• Directions
In the entries below, find the lines that contain the word "rectiſsime" and copy them.

• Data lines
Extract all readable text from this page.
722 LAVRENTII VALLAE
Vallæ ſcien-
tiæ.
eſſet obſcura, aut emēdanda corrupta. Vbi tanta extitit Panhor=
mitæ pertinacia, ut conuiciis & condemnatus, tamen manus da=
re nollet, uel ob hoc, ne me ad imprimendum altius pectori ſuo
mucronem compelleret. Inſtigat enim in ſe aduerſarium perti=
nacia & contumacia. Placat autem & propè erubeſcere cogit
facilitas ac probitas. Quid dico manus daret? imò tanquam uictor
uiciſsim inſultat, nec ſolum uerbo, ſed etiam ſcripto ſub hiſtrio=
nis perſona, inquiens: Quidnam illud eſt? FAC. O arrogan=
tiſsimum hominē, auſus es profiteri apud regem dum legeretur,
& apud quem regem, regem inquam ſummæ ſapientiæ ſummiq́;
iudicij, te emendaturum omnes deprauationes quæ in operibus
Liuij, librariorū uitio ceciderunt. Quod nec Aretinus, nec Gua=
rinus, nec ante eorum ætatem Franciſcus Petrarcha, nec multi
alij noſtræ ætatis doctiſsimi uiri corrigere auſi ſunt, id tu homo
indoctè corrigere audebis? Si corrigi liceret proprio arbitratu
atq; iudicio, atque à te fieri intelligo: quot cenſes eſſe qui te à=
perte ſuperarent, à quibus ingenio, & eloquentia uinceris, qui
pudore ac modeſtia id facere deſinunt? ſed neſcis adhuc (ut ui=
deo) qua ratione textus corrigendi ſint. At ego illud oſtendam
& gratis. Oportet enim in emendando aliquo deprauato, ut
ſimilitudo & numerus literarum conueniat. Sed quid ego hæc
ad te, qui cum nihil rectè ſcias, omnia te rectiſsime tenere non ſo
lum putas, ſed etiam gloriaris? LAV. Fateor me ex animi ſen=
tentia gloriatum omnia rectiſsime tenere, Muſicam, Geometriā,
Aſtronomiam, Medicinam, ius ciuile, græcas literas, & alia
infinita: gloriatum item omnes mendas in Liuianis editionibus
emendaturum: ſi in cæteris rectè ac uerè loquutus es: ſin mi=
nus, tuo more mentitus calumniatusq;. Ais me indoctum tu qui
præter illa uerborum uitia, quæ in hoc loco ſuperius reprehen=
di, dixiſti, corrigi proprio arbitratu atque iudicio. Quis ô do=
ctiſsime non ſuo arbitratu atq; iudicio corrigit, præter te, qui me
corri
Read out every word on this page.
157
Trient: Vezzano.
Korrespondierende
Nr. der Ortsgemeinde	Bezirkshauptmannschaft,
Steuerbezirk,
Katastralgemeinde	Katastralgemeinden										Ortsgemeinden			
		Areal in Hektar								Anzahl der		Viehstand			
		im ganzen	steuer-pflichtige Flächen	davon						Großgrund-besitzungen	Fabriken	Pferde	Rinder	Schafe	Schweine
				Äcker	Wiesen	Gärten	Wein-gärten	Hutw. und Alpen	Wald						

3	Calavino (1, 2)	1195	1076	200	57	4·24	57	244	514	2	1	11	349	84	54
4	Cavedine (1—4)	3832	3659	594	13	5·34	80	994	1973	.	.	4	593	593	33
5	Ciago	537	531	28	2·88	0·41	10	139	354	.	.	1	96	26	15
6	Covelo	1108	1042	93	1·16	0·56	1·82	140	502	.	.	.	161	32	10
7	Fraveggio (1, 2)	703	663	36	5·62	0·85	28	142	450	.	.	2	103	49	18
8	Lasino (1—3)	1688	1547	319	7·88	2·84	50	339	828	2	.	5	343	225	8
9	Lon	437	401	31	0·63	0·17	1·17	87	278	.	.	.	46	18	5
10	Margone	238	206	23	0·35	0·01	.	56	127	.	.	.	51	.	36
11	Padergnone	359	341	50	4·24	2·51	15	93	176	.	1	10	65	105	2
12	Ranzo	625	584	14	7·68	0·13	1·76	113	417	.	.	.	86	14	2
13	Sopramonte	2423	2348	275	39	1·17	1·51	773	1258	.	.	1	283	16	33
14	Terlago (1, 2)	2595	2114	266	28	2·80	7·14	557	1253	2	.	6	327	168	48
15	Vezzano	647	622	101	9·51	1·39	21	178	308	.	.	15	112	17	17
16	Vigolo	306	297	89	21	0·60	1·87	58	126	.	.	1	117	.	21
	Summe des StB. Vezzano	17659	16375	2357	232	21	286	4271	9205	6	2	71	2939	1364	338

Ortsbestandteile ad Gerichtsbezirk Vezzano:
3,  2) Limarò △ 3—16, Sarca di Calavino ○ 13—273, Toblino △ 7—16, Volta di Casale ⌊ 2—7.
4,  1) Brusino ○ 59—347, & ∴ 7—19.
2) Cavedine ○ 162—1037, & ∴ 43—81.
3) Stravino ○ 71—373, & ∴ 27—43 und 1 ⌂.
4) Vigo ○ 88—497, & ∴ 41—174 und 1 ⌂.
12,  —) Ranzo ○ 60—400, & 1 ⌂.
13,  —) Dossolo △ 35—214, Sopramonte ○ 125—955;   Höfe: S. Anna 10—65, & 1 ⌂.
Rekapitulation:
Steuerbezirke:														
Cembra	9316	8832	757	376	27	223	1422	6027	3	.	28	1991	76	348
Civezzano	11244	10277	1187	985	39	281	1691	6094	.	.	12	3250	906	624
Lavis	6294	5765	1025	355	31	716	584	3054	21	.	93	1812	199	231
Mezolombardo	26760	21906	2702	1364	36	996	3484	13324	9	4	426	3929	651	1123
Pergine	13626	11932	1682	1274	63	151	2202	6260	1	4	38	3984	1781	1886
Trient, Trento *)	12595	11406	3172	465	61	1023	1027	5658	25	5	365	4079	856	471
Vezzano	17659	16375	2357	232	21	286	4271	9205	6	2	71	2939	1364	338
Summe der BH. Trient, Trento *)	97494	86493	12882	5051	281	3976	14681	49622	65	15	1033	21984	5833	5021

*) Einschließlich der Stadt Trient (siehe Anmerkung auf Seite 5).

• Expected answer
ad te, qui cum nihil rectè ſcias, omnia te rectiſsime tenere non ſo
tentia gloriatum omnia rectiſsime tenere, Muſicam, Geometriā,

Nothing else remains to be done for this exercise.